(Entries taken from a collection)
+ + + + + + +
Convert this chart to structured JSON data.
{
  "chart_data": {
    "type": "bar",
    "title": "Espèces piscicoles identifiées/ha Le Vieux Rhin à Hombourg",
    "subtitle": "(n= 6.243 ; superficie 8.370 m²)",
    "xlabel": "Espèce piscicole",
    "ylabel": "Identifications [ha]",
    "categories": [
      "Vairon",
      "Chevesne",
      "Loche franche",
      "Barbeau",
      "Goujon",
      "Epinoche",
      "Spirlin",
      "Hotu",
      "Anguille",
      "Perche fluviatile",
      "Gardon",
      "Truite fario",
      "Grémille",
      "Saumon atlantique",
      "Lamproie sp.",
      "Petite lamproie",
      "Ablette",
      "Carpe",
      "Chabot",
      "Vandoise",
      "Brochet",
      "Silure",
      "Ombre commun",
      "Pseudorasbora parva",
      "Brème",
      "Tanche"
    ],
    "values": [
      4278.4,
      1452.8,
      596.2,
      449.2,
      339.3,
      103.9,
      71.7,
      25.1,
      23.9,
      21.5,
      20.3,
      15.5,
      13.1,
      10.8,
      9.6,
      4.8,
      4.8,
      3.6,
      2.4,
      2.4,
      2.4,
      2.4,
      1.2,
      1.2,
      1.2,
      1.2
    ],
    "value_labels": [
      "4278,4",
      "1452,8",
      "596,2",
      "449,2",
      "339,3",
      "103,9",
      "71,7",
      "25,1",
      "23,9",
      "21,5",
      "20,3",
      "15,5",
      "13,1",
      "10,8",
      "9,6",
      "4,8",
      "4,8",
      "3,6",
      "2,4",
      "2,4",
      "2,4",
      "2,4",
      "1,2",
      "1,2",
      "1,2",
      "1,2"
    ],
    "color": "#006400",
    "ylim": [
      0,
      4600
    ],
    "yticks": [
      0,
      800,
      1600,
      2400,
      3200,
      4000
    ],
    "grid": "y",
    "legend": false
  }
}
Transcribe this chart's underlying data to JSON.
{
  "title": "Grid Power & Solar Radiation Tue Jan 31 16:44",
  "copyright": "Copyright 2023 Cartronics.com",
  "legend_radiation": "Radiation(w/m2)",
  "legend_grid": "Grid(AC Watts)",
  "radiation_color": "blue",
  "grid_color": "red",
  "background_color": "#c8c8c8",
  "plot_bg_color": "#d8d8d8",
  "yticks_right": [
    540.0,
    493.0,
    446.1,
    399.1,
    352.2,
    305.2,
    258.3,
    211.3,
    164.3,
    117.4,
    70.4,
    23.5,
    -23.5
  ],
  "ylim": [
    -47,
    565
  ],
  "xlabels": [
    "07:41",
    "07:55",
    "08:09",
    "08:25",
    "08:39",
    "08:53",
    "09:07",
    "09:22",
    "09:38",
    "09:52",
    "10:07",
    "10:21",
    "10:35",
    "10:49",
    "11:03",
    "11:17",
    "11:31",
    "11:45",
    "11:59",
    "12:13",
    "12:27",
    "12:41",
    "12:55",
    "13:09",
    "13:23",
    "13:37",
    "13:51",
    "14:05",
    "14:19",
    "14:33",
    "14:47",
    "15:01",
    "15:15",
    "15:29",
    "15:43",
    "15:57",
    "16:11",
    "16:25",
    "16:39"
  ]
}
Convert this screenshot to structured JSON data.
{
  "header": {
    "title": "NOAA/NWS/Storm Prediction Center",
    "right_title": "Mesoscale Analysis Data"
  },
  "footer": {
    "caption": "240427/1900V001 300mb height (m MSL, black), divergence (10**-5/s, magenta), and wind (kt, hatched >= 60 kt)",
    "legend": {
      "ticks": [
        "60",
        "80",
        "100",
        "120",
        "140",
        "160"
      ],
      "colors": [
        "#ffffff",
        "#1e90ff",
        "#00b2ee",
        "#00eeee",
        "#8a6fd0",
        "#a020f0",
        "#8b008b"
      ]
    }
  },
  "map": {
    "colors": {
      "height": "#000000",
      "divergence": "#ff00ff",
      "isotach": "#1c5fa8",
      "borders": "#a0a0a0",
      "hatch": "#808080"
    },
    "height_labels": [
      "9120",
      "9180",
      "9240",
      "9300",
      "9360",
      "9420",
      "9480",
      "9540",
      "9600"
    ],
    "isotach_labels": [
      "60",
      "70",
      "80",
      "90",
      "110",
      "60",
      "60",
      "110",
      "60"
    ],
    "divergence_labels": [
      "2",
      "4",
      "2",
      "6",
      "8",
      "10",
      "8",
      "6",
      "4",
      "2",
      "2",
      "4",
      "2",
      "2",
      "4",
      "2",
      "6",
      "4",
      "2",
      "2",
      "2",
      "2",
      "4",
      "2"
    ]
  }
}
+ + + + + + +
*Set exercise*: Where a line in the entries holds the word "structured", copy that line.

*Answer to the problem*:
Convert this chart to structured JSON data.
Convert this screenshot to structured JSON data.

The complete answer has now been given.